:: Entries ::
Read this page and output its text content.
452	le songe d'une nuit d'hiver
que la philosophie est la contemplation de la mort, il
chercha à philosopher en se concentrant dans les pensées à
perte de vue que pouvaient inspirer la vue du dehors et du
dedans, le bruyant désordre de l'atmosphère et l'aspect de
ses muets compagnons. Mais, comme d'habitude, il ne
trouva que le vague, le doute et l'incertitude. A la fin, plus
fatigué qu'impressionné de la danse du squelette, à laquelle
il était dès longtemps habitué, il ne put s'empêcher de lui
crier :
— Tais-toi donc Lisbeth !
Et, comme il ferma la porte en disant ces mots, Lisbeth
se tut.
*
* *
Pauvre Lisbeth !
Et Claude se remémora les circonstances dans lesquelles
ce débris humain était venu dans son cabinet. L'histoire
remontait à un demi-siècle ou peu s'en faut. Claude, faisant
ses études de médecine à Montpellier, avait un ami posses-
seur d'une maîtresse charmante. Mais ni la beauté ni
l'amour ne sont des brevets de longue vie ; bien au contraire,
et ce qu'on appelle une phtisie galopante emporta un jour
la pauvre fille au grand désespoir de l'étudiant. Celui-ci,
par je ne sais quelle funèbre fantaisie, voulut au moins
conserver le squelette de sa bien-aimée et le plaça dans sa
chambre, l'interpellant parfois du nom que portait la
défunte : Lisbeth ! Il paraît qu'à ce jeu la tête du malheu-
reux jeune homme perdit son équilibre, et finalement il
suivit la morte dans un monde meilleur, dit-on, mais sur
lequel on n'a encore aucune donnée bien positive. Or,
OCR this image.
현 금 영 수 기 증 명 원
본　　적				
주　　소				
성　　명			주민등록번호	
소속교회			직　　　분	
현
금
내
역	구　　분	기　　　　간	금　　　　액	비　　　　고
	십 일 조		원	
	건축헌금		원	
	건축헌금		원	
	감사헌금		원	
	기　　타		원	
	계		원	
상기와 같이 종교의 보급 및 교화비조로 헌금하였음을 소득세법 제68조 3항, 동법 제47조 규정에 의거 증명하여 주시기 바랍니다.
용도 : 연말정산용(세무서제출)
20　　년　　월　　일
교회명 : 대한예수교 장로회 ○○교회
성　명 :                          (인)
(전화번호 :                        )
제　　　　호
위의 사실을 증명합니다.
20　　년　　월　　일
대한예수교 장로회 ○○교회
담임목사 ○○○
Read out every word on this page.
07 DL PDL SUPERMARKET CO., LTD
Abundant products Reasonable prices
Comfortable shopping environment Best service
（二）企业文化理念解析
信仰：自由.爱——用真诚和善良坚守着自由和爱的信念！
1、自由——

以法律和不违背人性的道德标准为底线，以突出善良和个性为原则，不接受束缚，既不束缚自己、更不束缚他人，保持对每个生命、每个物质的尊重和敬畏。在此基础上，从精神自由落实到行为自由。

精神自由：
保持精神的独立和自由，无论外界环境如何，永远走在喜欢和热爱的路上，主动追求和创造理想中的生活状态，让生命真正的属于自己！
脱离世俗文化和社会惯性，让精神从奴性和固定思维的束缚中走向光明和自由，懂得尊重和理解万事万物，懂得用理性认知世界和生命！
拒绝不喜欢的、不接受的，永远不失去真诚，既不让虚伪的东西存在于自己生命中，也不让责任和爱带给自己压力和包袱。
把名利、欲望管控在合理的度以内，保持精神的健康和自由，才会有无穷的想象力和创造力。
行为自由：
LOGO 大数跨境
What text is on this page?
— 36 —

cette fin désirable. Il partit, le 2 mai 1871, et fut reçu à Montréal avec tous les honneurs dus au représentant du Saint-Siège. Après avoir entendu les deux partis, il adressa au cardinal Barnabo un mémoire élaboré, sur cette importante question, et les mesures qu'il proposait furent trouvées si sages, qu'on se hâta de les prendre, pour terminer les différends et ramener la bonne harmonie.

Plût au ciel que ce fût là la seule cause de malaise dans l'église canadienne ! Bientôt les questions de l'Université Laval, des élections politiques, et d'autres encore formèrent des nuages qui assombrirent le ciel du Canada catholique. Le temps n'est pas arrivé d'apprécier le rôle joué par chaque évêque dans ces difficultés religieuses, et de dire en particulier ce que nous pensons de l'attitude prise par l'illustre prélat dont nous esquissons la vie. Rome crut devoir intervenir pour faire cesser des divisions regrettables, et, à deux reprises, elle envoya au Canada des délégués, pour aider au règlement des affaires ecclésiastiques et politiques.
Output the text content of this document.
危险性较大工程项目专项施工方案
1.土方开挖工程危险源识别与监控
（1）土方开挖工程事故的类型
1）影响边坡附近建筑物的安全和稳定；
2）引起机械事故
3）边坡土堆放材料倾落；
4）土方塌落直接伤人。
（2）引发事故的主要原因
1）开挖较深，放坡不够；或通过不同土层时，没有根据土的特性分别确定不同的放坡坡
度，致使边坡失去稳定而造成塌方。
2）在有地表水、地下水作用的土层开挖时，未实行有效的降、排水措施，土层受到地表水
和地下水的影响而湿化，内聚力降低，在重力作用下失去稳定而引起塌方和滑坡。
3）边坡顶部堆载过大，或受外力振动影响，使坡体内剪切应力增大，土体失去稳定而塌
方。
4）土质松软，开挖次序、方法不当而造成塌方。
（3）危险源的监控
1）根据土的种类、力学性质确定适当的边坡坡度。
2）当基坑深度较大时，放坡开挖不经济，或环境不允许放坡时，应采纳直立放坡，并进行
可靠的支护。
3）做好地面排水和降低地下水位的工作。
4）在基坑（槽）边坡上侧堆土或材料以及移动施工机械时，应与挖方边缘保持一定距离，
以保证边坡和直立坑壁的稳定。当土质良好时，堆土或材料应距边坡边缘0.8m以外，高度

:: Task goal ::
Every line of the data above should be copied exactly.

:: Result for this exercise ::
Read this page and output its text content.
452	le songe d'une nuit d'hiver
que la philosophie est la contemplation de la mort, il
chercha à philosopher en se concentrant dans les pensées à
perte de vue que pouvaient inspirer la vue du dehors et du
dedans, le bruyant désordre de l'atmosphère et l'aspect de
ses muets compagnons. Mais, comme d'habitude, il ne
trouva que le vague, le doute et l'incertitude. A la fin, plus
fatigué qu'impressionné de la danse du squelette, à laquelle
il était dès longtemps habitué, il ne put s'empêcher de lui
crier :
— Tais-toi donc Lisbeth !
Et, comme il ferma la porte en disant ces mots, Lisbeth
se tut.
*
* *
Pauvre Lisbeth !
Et Claude se remémora les circonstances dans lesquelles
ce débris humain était venu dans son cabinet. L'histoire
remontait à un demi-siècle ou peu s'en faut. Claude, faisant
ses études de médecine à Montpellier, avait un ami posses-
seur d'une maîtresse charmante. Mais ni la beauté ni
l'amour ne sont des brevets de longue vie ; bien au contraire,
et ce qu'on appelle une phtisie galopante emporta un jour
la pauvre fille au grand désespoir de l'étudiant. Celui-ci,
par je ne sais quelle funèbre fantaisie, voulut au moins
conserver le squelette de sa bien-aimée et le plaça dans sa
chambre, l'interpellant parfois du nom que portait la
défunte : Lisbeth ! Il paraît qu'à ce jeu la tête du malheu-
reux jeune homme perdit son équilibre, et finalement il
suivit la morte dans un monde meilleur, dit-on, mais sur
lequel on n'a encore aucune donnée bien positive. Or,
OCR this image.
현 금 영 수 기 증 명 원
본　　적				
주　　소				
성　　명			주민등록번호	
소속교회			직　　　분	
현
금
내
역	구　　분	기　　　　간	금　　　　액	비　　　　고
	십 일 조		원	
	건축헌금		원	
	건축헌금		원	
	감사헌금		원	
	기　　타		원	
	계		원	
상기와 같이 종교의 보급 및 교화비조로 헌금하였음을 소득세법 제68조 3항, 동법 제47조 규정에 의거 증명하여 주시기 바랍니다.
용도 : 연말정산용(세무서제출)
20　　년　　월　　일
교회명 : 대한예수교 장로회 ○○교회
성　명 :                          (인)
(전화번호 :                        )
제　　　　호
위의 사실을 증명합니다.
20　　년　　월　　일
대한예수교 장로회 ○○교회
담임목사 ○○○
Read out every word on this page.
07 DL PDL SUPERMARKET CO., LTD
Abundant products Reasonable prices
Comfortable shopping environment Best service
（二）企业文化理念解析
信仰：自由.爱——用真诚和善良坚守着自由和爱的信念！
1、自由——

以法律和不违背人性的道德标准为底线，以突出善良和个性为原则，不接受束缚，既不束缚自己、更不束缚他人，保持对每个生命、每个物质的尊重和敬畏。在此基础上，从精神自由落实到行为自由。

精神自由：
保持精神的独立和自由，无论外界环境如何，永远走在喜欢和热爱的路上，主动追求和创造理想中的生活状态，让生命真正的属于自己！
脱离世俗文化和社会惯性，让精神从奴性和固定思维的束缚中走向光明和自由，懂得尊重和理解万事万物，懂得用理性认知世界和生命！
拒绝不喜欢的、不接受的，永远不失去真诚，既不让虚伪的东西存在于自己生命中，也不让责任和爱带给自己压力和包袱。
把名利、欲望管控在合理的度以内，保持精神的健康和自由，才会有无穷的想象力和创造力。
行为自由：
LOGO 大数跨境
What text is on this page?
— 36 —

cette fin désirable. Il partit, le 2 mai 1871, et fut reçu à Montréal avec tous les honneurs dus au représentant du Saint-Siège. Après avoir entendu les deux partis, il adressa au cardinal Barnabo un mémoire élaboré, sur cette importante question, et les mesures qu'il proposait furent trouvées si sages, qu'on se hâta de les prendre, pour terminer les différends et ramener la bonne harmonie.

Plût au ciel que ce fût là la seule cause de malaise dans l'église canadienne ! Bientôt les questions de l'Université Laval, des élections politiques, et d'autres encore formèrent des nuages qui assombrirent le ciel du Canada catholique. Le temps n'est pas arrivé d'apprécier le rôle joué par chaque évêque dans ces difficultés religieuses, et de dire en particulier ce que nous pensons de l'attitude prise par l'illustre prélat dont nous esquissons la vie. Rome crut devoir intervenir pour faire cesser des divisions regrettables, et, à deux reprises, elle envoya au Canada des délégués, pour aider au règlement des affaires ecclésiastiques et politiques.
Output the text content of this document.
危险性较大工程项目专项施工方案
1.土方开挖工程危险源识别与监控
（1）土方开挖工程事故的类型
1）影响边坡附近建筑物的安全和稳定；
2）引起机械事故
3）边坡土堆放材料倾落；
4）土方塌落直接伤人。
（2）引发事故的主要原因
1）开挖较深，放坡不够；或通过不同土层时，没有根据土的特性分别确定不同的放坡坡
度，致使边坡失去稳定而造成塌方。
2）在有地表水、地下水作用的土层开挖时，未实行有效的降、排水措施，土层受到地表水
和地下水的影响而湿化，内聚力降低，在重力作用下失去稳定而引起塌方和滑坡。
3）边坡顶部堆载过大，或受外力振动影响，使坡体内剪切应力增大，土体失去稳定而塌
方。
4）土质松软，开挖次序、方法不当而造成塌方。
（3）危险源的监控
1）根据土的种类、力学性质确定适当的边坡坡度。
2）当基坑深度较大时，放坡开挖不经济，或环境不允许放坡时，应采纳直立放坡，并进行
可靠的支护。
3）做好地面排水和降低地下水位的工作。
4）在基坑（槽）边坡上侧堆土或材料以及移动施工机械时，应与挖方边缘保持一定距离，
以保证边坡和直立坑壁的稳定。当土质良好时，堆土或材料应距边坡边缘0.8m以外，高度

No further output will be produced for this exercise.